**GIVEN INSTRUCTION:**
Collect each line of the entries that holds the string "name".

**DATA ROWS:**
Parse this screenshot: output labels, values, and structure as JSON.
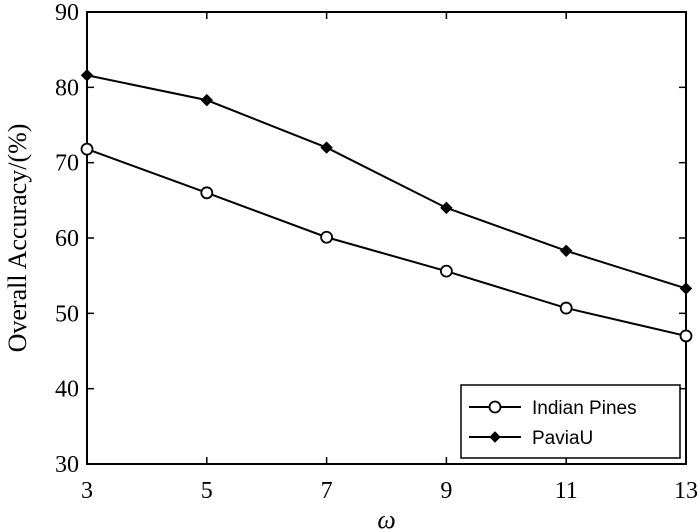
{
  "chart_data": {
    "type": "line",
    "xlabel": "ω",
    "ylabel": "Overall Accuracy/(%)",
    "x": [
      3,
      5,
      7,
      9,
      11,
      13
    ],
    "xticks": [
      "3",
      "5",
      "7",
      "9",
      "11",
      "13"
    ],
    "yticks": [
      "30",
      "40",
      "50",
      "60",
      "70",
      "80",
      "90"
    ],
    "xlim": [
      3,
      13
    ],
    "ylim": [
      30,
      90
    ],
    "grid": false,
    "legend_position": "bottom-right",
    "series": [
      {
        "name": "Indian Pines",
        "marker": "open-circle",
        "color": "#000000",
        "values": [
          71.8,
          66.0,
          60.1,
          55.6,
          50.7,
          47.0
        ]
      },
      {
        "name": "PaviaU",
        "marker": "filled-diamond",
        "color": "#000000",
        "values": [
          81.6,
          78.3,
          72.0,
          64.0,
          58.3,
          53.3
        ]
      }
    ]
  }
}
==
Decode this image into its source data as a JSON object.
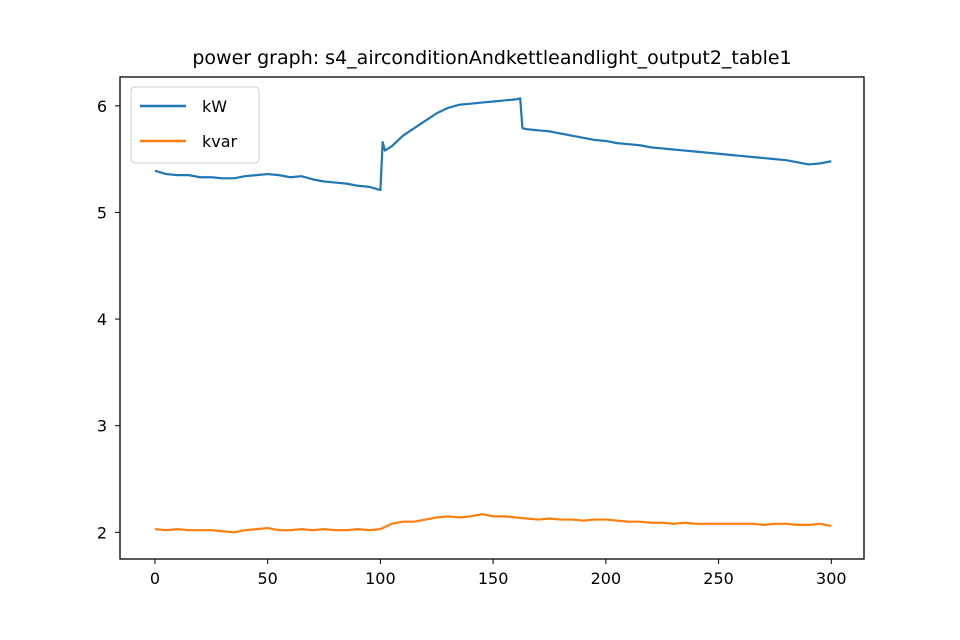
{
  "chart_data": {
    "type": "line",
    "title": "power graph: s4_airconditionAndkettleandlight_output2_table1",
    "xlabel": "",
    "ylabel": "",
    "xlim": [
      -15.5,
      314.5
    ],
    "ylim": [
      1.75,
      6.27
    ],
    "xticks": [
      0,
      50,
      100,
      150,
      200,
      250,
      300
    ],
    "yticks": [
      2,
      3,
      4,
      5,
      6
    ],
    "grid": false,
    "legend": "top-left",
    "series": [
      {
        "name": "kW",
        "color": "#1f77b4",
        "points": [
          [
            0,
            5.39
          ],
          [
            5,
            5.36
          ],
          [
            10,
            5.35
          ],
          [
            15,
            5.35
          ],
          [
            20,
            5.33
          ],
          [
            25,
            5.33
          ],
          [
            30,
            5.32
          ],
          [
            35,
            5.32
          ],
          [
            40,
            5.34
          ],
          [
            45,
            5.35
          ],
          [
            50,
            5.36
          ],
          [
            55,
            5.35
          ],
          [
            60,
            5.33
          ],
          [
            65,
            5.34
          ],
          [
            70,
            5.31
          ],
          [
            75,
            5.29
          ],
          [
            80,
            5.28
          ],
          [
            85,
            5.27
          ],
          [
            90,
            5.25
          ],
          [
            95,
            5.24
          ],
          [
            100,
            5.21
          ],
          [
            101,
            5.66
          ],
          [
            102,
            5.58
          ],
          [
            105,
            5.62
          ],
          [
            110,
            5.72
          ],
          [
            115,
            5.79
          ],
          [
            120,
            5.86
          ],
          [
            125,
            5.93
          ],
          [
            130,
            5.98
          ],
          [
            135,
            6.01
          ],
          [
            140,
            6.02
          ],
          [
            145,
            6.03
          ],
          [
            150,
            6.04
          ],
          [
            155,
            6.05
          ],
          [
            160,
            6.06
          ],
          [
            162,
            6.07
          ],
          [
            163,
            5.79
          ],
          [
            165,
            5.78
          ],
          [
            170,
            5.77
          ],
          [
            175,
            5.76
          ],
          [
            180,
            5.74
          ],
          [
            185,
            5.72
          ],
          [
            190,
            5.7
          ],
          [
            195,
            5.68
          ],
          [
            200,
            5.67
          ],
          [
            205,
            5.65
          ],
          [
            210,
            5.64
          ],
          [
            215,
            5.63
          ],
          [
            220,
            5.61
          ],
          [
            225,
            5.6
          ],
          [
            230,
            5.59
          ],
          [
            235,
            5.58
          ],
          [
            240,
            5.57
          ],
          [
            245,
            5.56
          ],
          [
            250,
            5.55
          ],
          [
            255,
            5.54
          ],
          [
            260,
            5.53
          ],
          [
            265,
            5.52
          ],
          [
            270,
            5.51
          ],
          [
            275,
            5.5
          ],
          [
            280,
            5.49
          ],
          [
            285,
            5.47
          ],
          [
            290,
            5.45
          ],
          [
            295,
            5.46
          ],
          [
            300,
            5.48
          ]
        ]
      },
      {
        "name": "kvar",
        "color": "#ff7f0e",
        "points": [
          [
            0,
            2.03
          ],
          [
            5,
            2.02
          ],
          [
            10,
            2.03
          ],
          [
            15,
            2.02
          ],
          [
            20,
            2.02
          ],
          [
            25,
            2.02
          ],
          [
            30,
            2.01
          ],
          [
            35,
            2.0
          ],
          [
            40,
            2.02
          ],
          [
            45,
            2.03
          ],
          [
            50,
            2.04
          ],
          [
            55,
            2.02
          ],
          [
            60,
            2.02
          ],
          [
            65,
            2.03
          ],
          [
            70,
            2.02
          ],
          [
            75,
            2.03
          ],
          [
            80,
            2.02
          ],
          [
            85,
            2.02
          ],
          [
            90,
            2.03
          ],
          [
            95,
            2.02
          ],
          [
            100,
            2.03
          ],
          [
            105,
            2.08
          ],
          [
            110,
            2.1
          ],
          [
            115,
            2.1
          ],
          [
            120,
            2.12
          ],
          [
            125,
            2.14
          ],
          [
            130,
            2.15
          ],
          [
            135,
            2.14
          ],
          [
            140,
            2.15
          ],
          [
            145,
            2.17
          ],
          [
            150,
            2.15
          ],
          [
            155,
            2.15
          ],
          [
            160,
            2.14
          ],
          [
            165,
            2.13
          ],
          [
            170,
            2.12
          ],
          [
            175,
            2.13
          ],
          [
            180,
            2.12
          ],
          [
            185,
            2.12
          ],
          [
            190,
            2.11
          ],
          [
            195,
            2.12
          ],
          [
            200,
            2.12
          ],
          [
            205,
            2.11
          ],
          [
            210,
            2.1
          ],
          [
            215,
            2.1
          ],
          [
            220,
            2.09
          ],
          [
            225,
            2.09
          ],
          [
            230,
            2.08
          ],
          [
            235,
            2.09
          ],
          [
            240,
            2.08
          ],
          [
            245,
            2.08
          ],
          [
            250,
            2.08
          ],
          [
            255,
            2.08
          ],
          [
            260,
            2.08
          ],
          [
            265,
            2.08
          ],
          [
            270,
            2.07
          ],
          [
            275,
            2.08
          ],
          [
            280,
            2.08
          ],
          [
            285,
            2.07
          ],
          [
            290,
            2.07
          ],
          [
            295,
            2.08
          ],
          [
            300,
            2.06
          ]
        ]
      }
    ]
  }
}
--
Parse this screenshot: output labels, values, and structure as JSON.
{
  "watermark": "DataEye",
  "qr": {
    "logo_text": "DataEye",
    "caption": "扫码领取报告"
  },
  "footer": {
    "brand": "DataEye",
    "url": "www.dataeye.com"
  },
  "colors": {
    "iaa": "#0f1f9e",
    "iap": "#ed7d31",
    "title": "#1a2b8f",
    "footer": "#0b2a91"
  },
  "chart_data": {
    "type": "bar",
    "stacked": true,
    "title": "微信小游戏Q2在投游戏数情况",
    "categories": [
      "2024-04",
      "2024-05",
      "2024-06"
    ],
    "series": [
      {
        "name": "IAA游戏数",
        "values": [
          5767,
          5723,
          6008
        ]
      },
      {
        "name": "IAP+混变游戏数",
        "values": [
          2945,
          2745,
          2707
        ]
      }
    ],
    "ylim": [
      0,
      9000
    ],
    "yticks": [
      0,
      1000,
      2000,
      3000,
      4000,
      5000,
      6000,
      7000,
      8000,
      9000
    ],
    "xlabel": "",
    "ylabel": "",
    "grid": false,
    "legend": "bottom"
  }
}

**TASK SOLUTION:**
        "name": "Indian Pines",
        "name": "PaviaU",
        "name": "kW",
        "name": "kvar",
        "name": "IAA游戏数",
        "name": "IAP+混变游戏数",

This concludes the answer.